• _Record list_:
- - - - -

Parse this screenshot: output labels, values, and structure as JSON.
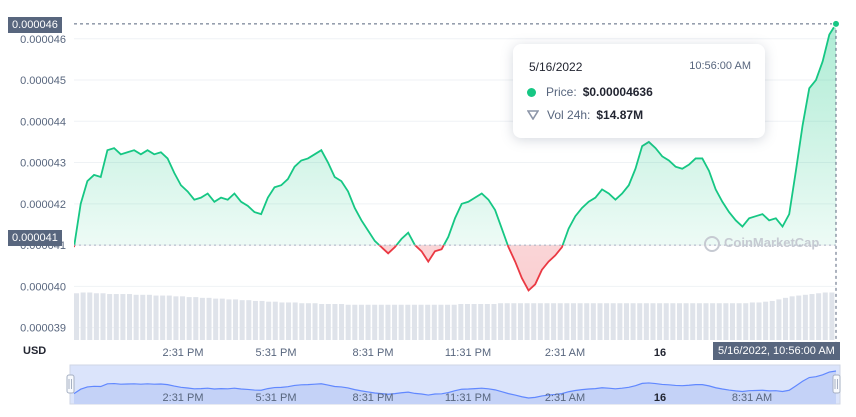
{
  "colors": {
    "up": "#16c784",
    "down": "#ea3943",
    "label_bg": "#58667e",
    "nav_fill": "#dbe4fb",
    "nav_line": "#6188ff"
  },
  "currency_label": "USD",
  "watermark": "CoinMarketCap",
  "price_tags": {
    "current": "0.000046",
    "reference": "0.000041"
  },
  "crosshair_label": "5/16/2022, 10:56:00 AM",
  "tooltip": {
    "date": "5/16/2022",
    "time": "10:56:00 AM",
    "price_label": "Price:",
    "price_value": "$0.00004636",
    "vol_label": "Vol 24h:",
    "vol_value": "$14.87M"
  },
  "chart_data": {
    "type": "area",
    "title": "",
    "xlabel": "",
    "ylabel": "USD",
    "ylim": [
      3.87e-05,
      4.66e-05
    ],
    "baseline": 4.1e-05,
    "yticks": [
      "0.000039",
      "0.000040",
      "0.000041",
      "0.000042",
      "0.000043",
      "0.000044",
      "0.000045",
      "0.000046"
    ],
    "xticks": [
      "2:31 PM",
      "5:31 PM",
      "8:31 PM",
      "11:31 PM",
      "2:31 AM",
      "16",
      "8:31 AM"
    ],
    "series": [
      {
        "values": [
          4.095e-05,
          4.2e-05,
          4.255e-05,
          4.27e-05,
          4.265e-05,
          4.33e-05,
          4.335e-05,
          4.32e-05,
          4.325e-05,
          4.33e-05,
          4.32e-05,
          4.33e-05,
          4.32e-05,
          4.325e-05,
          4.31e-05,
          4.275e-05,
          4.245e-05,
          4.23e-05,
          4.21e-05,
          4.215e-05,
          4.225e-05,
          4.205e-05,
          4.215e-05,
          4.21e-05,
          4.225e-05,
          4.205e-05,
          4.195e-05,
          4.18e-05,
          4.175e-05,
          4.215e-05,
          4.24e-05,
          4.245e-05,
          4.26e-05,
          4.29e-05,
          4.305e-05,
          4.31e-05,
          4.32e-05,
          4.33e-05,
          4.3e-05,
          4.265e-05,
          4.255e-05,
          4.23e-05,
          4.19e-05,
          4.16e-05,
          4.135e-05,
          4.11e-05,
          4.095e-05,
          4.08e-05,
          4.095e-05,
          4.115e-05,
          4.13e-05,
          4.1e-05,
          4.085e-05,
          4.06e-05,
          4.085e-05,
          4.09e-05,
          4.12e-05,
          4.165e-05,
          4.2e-05,
          4.205e-05,
          4.215e-05,
          4.225e-05,
          4.21e-05,
          4.185e-05,
          4.14e-05,
          4.095e-05,
          4.06e-05,
          4.02e-05,
          3.99e-05,
          4.005e-05,
          4.04e-05,
          4.06e-05,
          4.075e-05,
          4.095e-05,
          4.14e-05,
          4.17e-05,
          4.19e-05,
          4.205e-05,
          4.215e-05,
          4.235e-05,
          4.225e-05,
          4.21e-05,
          4.225e-05,
          4.245e-05,
          4.285e-05,
          4.34e-05,
          4.35e-05,
          4.335e-05,
          4.315e-05,
          4.305e-05,
          4.29e-05,
          4.285e-05,
          4.295e-05,
          4.31e-05,
          4.31e-05,
          4.28e-05,
          4.235e-05,
          4.205e-05,
          4.18e-05,
          4.16e-05,
          4.145e-05,
          4.165e-05,
          4.17e-05,
          4.175e-05,
          4.16e-05,
          4.165e-05,
          4.145e-05,
          4.175e-05,
          4.28e-05,
          4.39e-05,
          4.48e-05,
          4.5e-05,
          4.545e-05,
          4.61e-05,
          4.636e-05
        ]
      }
    ],
    "volume": [
      0.61,
      0.62,
      0.62,
      0.61,
      0.61,
      0.6,
      0.6,
      0.6,
      0.6,
      0.59,
      0.59,
      0.59,
      0.58,
      0.58,
      0.58,
      0.57,
      0.57,
      0.56,
      0.56,
      0.55,
      0.55,
      0.54,
      0.54,
      0.53,
      0.53,
      0.52,
      0.52,
      0.51,
      0.51,
      0.5,
      0.5,
      0.49,
      0.49,
      0.49,
      0.48,
      0.48,
      0.48,
      0.47,
      0.47,
      0.47,
      0.47,
      0.46,
      0.46,
      0.46,
      0.46,
      0.46,
      0.46,
      0.46,
      0.46,
      0.46,
      0.46,
      0.46,
      0.46,
      0.46,
      0.46,
      0.46,
      0.46,
      0.46,
      0.47,
      0.47,
      0.47,
      0.47,
      0.47,
      0.47,
      0.48,
      0.48,
      0.48,
      0.48,
      0.48,
      0.48,
      0.48,
      0.48,
      0.48,
      0.48,
      0.48,
      0.48,
      0.48,
      0.48,
      0.48,
      0.48,
      0.48,
      0.48,
      0.48,
      0.48,
      0.48,
      0.48,
      0.48,
      0.48,
      0.48,
      0.48,
      0.48,
      0.48,
      0.48,
      0.48,
      0.48,
      0.48,
      0.48,
      0.48,
      0.48,
      0.48,
      0.48,
      0.48,
      0.49,
      0.49,
      0.5,
      0.51,
      0.53,
      0.55,
      0.57,
      0.58,
      0.59,
      0.6,
      0.61,
      0.62,
      0.62
    ],
    "grid": true,
    "legend": "none"
  }
}
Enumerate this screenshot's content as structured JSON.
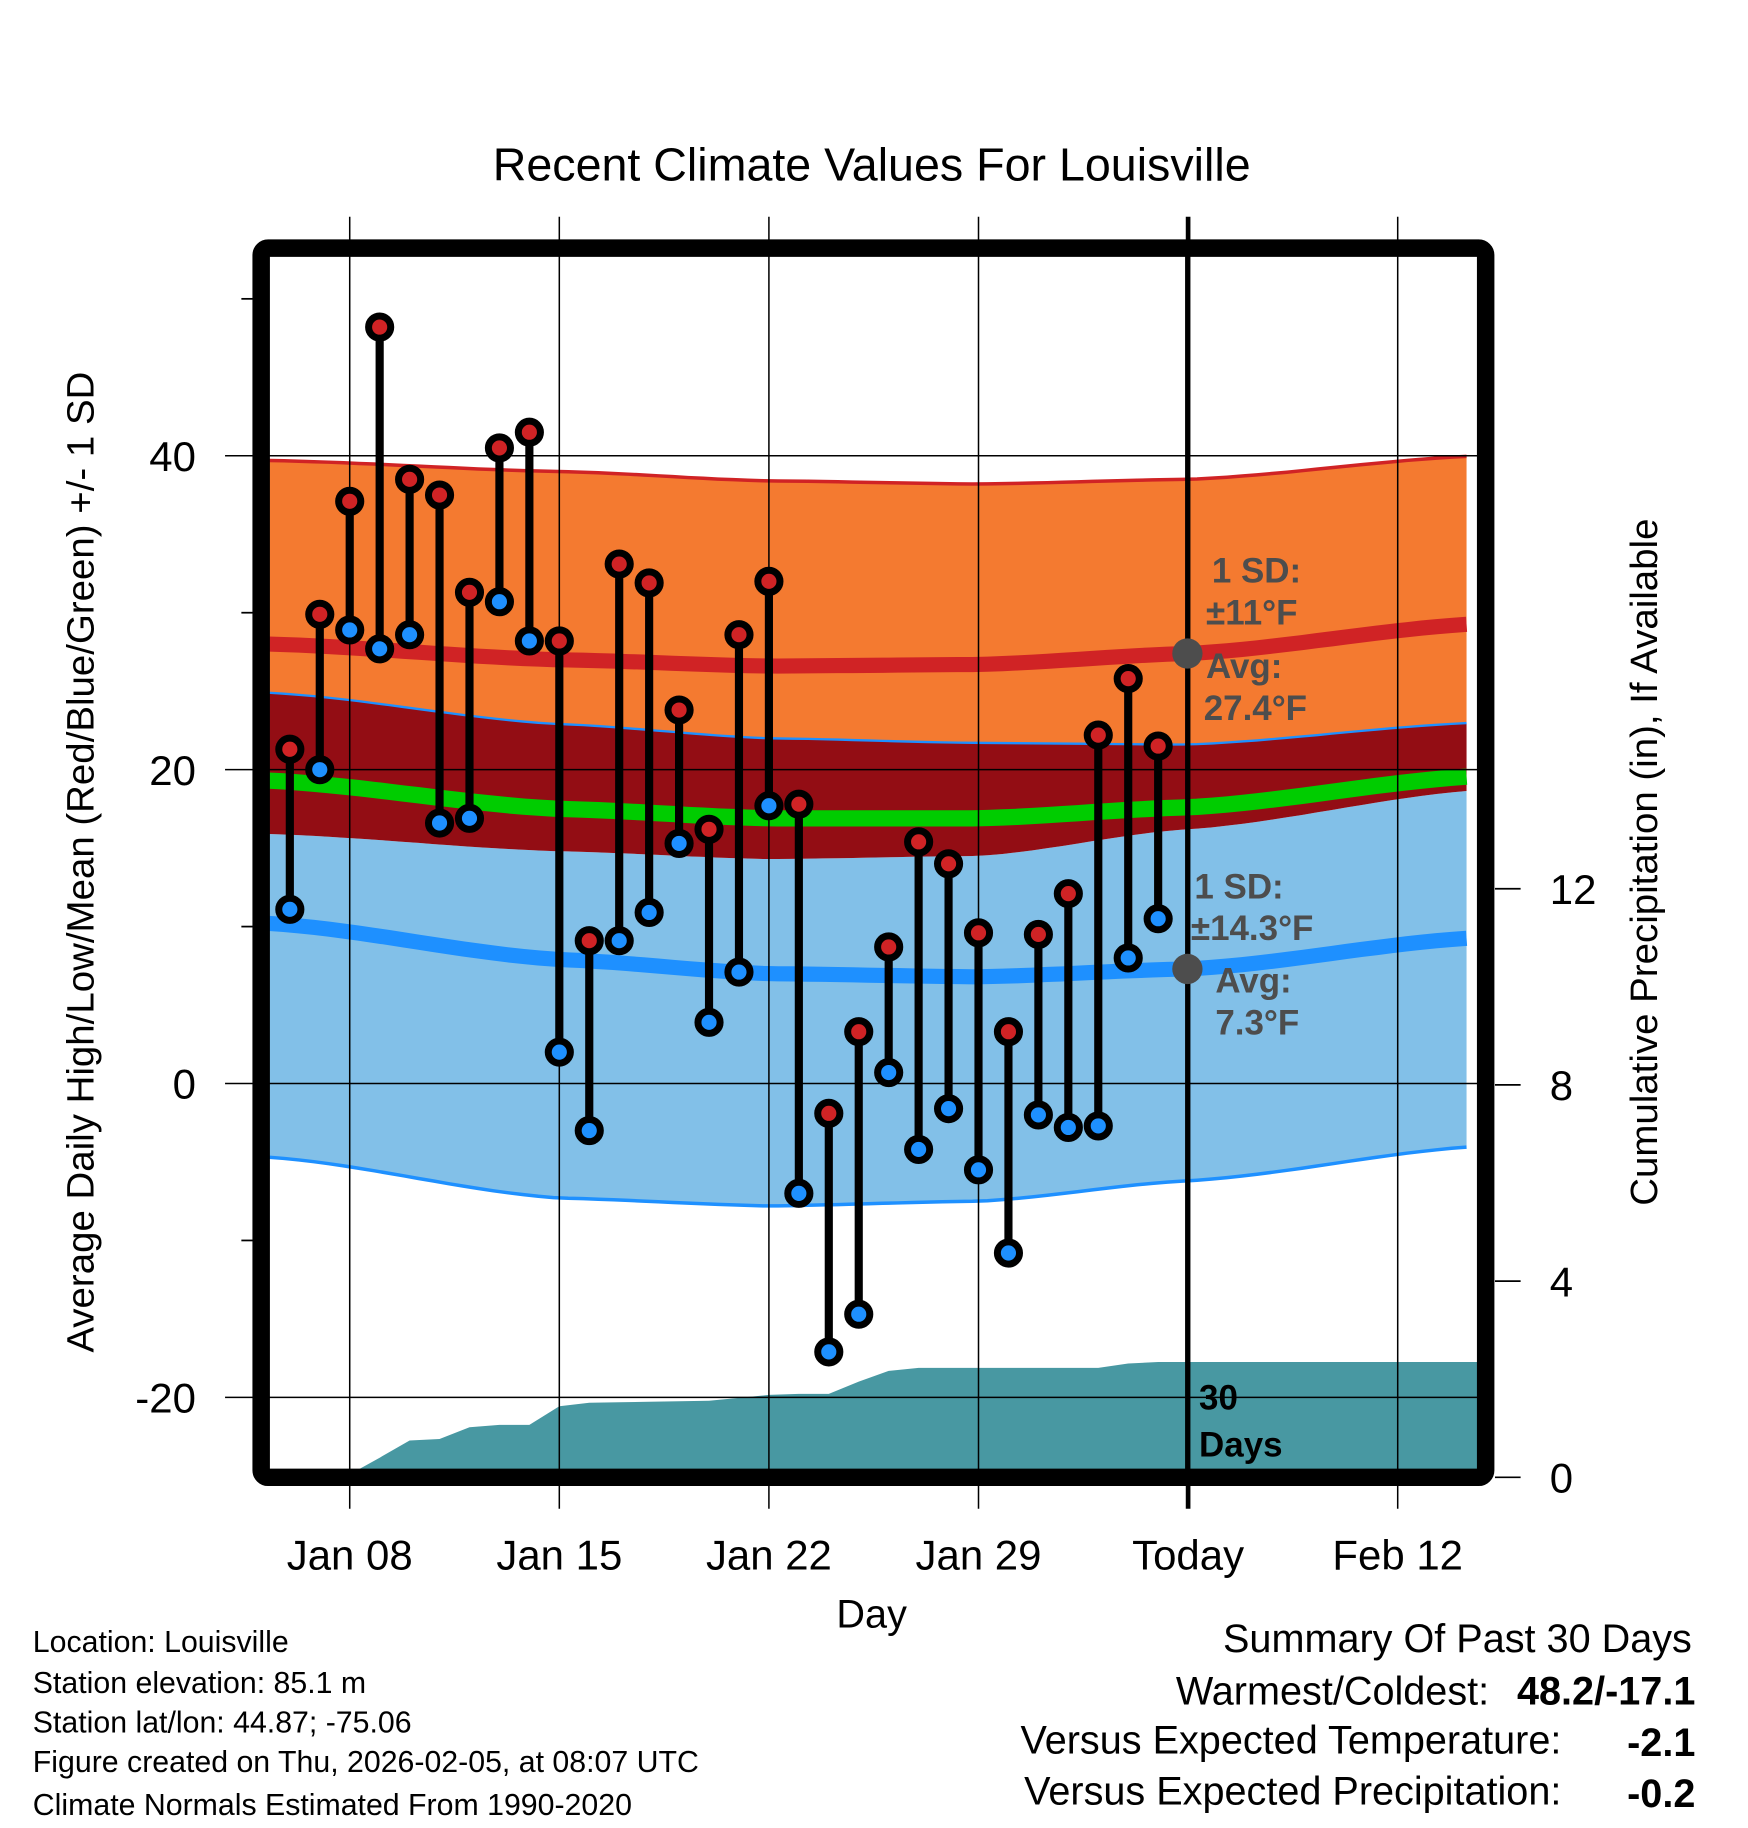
{
  "chart_data": {
    "type": "line",
    "title": "Recent Climate Values For Louisville",
    "xlabel": "Day",
    "ylabel": "Average Daily High/Low/Mean (Red/Blue/Green) +/- 1 SD",
    "y2label": "Cumulative Precipitation (in), If Available",
    "ylim": [
      -25,
      53
    ],
    "y2lim": [
      0,
      18.5
    ],
    "yticks": [
      "40",
      "20",
      "0",
      "-20"
    ],
    "yticks_values": [
      40,
      20,
      0,
      -20
    ],
    "y2ticks": [
      "12",
      "8",
      "4",
      "0"
    ],
    "y2ticks_values": [
      12,
      8,
      4,
      0
    ],
    "xticks": [
      "Jan 08",
      "Jan 15",
      "Jan 22",
      "Jan 29",
      "Today",
      "Feb 12"
    ],
    "xticks_days_from_jan08": [
      0,
      7,
      14,
      21,
      28,
      35
    ],
    "grid": true,
    "days": [
      "Jan 06",
      "Jan 07",
      "Jan 08",
      "Jan 09",
      "Jan 10",
      "Jan 11",
      "Jan 12",
      "Jan 13",
      "Jan 14",
      "Jan 15",
      "Jan 16",
      "Jan 17",
      "Jan 18",
      "Jan 19",
      "Jan 20",
      "Jan 21",
      "Jan 22",
      "Jan 23",
      "Jan 24",
      "Jan 25",
      "Jan 26",
      "Jan 27",
      "Jan 28",
      "Jan 29",
      "Jan 30",
      "Jan 31",
      "Feb 01",
      "Feb 02",
      "Feb 03",
      "Feb 04"
    ],
    "series": [
      {
        "name": "Daily High",
        "color": "#d02325",
        "values": [
          21.3,
          29.9,
          37.1,
          48.2,
          38.5,
          37.5,
          31.3,
          40.5,
          41.5,
          28.2,
          9.1,
          33.1,
          31.9,
          23.8,
          16.2,
          28.6,
          32.0,
          17.8,
          -1.9,
          3.3,
          8.7,
          15.4,
          14.0,
          9.6,
          3.3,
          9.5,
          12.1,
          22.2,
          25.8,
          21.5
        ]
      },
      {
        "name": "Daily Low",
        "color": "#1e90ff",
        "values": [
          11.1,
          20.0,
          28.9,
          27.7,
          28.6,
          16.6,
          16.9,
          30.7,
          28.2,
          2.0,
          -3.0,
          9.1,
          10.9,
          15.3,
          3.9,
          7.1,
          17.7,
          -7.0,
          -17.1,
          -14.7,
          0.7,
          -4.2,
          -1.6,
          -5.5,
          -10.8,
          -2.0,
          -2.8,
          -2.7,
          8.0,
          10.5
        ]
      },
      {
        "name": "Cumulative Precipitation (in)",
        "color": "#4898a2",
        "values": [
          0.0,
          0.06,
          0.06,
          0.4,
          0.75,
          0.78,
          1.02,
          1.07,
          1.07,
          1.45,
          1.52,
          1.53,
          1.54,
          1.55,
          1.56,
          1.62,
          1.68,
          1.7,
          1.7,
          1.95,
          2.17,
          2.23,
          2.23,
          2.23,
          2.23,
          2.23,
          2.23,
          2.23,
          2.32,
          2.35
        ]
      }
    ],
    "normals": {
      "days_from_jan08": [
        -2.7,
        7,
        14,
        21,
        28,
        37.7
      ],
      "high_plus_sd": [
        39.7,
        39.0,
        38.4,
        38.2,
        38.5,
        40.0
      ],
      "high_mean": [
        28.0,
        27.0,
        26.6,
        26.7,
        27.4,
        29.3
      ],
      "high_minus_sd": [
        24.9,
        22.9,
        22.0,
        21.7,
        21.6,
        23.0
      ],
      "mean_mean": [
        19.3,
        17.5,
        16.9,
        16.9,
        17.6,
        19.6
      ],
      "low_plus_sd": [
        15.9,
        14.8,
        14.3,
        14.5,
        16.2,
        18.7
      ],
      "low_mean": [
        10.2,
        7.9,
        7.0,
        6.8,
        7.3,
        9.3
      ],
      "low_minus_sd": [
        -4.7,
        -7.3,
        -7.8,
        -7.5,
        -6.2,
        -4.0
      ]
    },
    "colors": {
      "high_band": "#f47a30",
      "high_line": "#d02325",
      "overlap": "#930d14",
      "mean_line": "#00cc00",
      "low_band": "#82c0e8",
      "low_line": "#1e90ff",
      "precip": "#4898a2",
      "annotation": "#4d4d4d"
    },
    "annotations": {
      "high_sd_1": "1 SD:",
      "high_sd_2": "±11°F",
      "high_avg_1": "Avg:",
      "high_avg_2": "27.4°F",
      "low_sd_1": "1 SD:",
      "low_sd_2": "±14.3°F",
      "low_avg_1": "Avg:",
      "low_avg_2": "7.3°F",
      "precip_1": "30",
      "precip_2": "Days"
    }
  },
  "footer": {
    "location": "Location: Louisville",
    "elevation": "Station elevation: 85.1 m",
    "latlon": "Station lat/lon: 44.87; -75.06",
    "created": "Figure created on Thu, 2026-02-05, at 08:07 UTC",
    "normals": "Climate Normals Estimated From 1990-2020"
  },
  "summary": {
    "title": "Summary Of Past 30 Days",
    "warm_cold_label": "Warmest/Coldest:",
    "warm_cold_value": "48.2/-17.1",
    "temp_label": "Versus Expected Temperature:",
    "temp_value": "-2.1",
    "temp_color": "#1e90ff",
    "precip_label": "Versus Expected Precipitation:",
    "precip_value": "-0.2",
    "precip_color": "#a0522d"
  }
}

- - - - -

• _Aim of the exercise_: Copy down every line of the entries containing the word "name".

• _Result for this task_:
        "name": "Daily High",
        "name": "Daily Low",
        "name": "Cumulative Precipitation (in)",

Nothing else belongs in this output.